**Brief:** Could the lines from the one with "Read all visible content and emit it as JSON." through the end of the listing be restated exactly, with nothing else included?

(Raw records)

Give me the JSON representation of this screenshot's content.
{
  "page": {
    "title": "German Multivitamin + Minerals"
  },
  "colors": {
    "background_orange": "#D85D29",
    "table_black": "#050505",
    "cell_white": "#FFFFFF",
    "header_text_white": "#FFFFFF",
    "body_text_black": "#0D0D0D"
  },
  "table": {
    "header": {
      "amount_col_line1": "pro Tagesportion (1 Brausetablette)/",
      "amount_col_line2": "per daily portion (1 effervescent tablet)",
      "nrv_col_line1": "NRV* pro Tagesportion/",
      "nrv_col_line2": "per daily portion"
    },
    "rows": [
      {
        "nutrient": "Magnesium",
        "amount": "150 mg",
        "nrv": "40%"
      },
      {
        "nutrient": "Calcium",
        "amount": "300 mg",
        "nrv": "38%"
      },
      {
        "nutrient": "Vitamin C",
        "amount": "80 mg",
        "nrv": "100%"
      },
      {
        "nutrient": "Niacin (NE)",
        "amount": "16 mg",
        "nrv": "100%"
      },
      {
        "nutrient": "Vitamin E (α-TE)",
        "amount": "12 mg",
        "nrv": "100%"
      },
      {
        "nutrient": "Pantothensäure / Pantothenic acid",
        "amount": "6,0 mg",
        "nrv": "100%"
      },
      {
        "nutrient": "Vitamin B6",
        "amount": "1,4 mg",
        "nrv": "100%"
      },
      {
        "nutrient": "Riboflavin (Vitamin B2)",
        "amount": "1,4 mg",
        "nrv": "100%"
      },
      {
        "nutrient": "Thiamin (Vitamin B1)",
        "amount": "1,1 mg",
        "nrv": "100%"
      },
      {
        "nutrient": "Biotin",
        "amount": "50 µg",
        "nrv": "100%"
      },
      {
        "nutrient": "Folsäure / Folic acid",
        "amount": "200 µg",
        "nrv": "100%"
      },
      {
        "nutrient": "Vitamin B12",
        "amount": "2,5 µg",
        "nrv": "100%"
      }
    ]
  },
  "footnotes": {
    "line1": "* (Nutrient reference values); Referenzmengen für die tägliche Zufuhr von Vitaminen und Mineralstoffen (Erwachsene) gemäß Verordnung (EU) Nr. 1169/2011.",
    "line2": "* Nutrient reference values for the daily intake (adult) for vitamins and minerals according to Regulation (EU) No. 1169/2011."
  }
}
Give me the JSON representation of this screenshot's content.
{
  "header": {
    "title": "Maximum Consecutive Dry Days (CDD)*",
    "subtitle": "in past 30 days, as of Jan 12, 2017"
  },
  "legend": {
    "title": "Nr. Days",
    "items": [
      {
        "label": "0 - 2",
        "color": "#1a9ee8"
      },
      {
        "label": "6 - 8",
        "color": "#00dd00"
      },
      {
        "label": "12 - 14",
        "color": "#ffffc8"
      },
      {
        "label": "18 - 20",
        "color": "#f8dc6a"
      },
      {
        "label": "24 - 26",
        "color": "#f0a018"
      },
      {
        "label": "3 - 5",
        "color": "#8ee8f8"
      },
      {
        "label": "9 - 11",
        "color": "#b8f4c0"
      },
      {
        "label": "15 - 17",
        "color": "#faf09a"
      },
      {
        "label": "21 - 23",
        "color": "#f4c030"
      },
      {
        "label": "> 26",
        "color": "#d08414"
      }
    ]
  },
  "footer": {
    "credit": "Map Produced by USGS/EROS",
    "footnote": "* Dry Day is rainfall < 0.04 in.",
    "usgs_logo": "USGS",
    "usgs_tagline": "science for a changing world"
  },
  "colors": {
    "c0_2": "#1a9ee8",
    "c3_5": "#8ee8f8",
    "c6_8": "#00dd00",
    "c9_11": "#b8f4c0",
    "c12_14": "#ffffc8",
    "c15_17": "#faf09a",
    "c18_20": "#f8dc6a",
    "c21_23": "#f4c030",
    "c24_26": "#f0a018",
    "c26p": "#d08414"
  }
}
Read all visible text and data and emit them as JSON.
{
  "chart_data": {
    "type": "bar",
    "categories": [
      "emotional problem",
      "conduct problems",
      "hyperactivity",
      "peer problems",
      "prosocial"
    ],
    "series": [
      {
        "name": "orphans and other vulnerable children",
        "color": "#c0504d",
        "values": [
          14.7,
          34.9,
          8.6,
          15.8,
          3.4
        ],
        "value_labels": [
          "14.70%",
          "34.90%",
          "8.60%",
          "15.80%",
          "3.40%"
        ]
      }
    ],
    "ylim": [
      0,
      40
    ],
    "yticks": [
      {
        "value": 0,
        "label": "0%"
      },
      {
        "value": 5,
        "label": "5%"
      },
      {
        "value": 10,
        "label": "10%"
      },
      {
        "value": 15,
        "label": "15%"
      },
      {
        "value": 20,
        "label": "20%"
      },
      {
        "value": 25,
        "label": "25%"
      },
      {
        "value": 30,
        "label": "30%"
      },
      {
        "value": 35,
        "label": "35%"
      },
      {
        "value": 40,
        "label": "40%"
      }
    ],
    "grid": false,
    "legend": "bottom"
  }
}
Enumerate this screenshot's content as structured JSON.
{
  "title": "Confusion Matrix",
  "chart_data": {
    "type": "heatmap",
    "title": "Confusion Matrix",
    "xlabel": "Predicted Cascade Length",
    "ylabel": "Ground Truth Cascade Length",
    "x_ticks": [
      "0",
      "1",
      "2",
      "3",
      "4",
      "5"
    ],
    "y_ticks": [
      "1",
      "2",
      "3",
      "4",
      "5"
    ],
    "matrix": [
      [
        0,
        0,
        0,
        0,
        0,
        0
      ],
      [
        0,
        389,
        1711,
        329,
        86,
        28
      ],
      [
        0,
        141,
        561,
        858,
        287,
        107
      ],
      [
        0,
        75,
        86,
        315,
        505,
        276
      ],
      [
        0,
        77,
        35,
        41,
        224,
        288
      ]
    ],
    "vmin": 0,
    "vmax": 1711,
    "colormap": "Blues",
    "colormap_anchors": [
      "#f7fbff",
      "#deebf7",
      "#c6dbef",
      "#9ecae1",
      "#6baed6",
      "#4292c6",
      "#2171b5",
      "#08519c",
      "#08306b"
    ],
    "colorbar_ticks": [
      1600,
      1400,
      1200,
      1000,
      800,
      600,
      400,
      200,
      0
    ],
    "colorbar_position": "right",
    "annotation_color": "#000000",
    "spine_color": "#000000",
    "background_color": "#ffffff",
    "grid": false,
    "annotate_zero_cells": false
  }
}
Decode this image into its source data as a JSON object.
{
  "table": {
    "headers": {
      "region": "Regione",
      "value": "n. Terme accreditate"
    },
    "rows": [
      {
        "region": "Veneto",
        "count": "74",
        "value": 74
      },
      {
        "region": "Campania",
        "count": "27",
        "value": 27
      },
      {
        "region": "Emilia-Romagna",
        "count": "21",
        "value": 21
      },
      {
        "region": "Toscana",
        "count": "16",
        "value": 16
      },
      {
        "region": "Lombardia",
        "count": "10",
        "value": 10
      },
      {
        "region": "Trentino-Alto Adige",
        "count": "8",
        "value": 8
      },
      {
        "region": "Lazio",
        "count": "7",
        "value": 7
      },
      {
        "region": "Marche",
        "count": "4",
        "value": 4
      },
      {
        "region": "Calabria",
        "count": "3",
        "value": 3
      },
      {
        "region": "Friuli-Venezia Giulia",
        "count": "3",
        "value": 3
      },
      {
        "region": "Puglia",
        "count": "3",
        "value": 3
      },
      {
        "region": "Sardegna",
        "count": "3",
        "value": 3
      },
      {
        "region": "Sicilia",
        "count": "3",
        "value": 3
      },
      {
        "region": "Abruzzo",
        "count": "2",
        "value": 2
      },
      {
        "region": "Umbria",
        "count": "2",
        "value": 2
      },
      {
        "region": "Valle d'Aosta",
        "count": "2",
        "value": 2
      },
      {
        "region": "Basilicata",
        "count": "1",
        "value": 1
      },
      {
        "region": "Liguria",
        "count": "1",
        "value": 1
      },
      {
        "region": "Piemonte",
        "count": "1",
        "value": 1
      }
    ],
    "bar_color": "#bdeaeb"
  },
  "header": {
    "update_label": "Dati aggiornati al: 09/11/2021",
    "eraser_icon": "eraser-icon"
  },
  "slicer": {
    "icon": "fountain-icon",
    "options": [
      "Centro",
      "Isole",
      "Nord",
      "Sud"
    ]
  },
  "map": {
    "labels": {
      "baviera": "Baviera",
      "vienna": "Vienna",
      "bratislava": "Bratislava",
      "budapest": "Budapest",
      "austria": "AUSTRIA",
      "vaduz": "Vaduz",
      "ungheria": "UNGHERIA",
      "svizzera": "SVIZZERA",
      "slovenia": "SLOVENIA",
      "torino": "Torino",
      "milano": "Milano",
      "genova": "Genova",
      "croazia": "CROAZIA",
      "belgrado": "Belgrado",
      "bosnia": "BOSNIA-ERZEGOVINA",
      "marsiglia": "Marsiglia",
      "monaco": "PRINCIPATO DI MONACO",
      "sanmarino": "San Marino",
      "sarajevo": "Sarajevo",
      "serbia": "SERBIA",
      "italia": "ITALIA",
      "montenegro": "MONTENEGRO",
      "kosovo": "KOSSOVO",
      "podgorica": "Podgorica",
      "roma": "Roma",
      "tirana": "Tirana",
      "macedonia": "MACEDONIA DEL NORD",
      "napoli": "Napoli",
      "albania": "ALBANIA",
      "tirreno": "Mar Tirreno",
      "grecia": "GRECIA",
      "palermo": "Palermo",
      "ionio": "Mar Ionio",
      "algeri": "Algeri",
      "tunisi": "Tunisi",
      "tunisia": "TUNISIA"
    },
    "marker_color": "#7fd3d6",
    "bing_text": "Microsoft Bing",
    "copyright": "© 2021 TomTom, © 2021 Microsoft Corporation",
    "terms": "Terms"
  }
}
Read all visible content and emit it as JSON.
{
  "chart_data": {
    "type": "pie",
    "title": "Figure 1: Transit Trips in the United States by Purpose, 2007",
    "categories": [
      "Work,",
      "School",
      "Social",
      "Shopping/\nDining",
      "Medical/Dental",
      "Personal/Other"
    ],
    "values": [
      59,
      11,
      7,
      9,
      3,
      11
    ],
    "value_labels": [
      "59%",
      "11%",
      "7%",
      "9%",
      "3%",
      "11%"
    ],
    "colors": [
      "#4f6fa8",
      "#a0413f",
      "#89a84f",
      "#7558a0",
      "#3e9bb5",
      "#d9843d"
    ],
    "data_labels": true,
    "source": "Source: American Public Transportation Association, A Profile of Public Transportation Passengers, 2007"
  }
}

**Solution to this problem:**
Read all visible content and emit it as JSON.
{
  "chart_data": {
    "type": "pie",
    "title": "Figure 1: Transit Trips in the United States by Purpose, 2007",
    "categories": [
      "Work,",
      "School",
      "Social",
      "Shopping/\nDining",
      "Medical/Dental",
      "Personal/Other"
    ],
    "values": [
      59,
      11,
      7,
      9,
      3,
      11
    ],
    "value_labels": [
      "59%",
      "11%",
      "7%",
      "9%",
      "3%",
      "11%"
    ],
    "colors": [
      "#4f6fa8",
      "#a0413f",
      "#89a84f",
      "#7558a0",
      "#3e9bb5",
      "#d9843d"
    ],
    "data_labels": true,
    "source": "Source: American Public Transportation Association, A Profile of Public Transportation Passengers, 2007"
  }
}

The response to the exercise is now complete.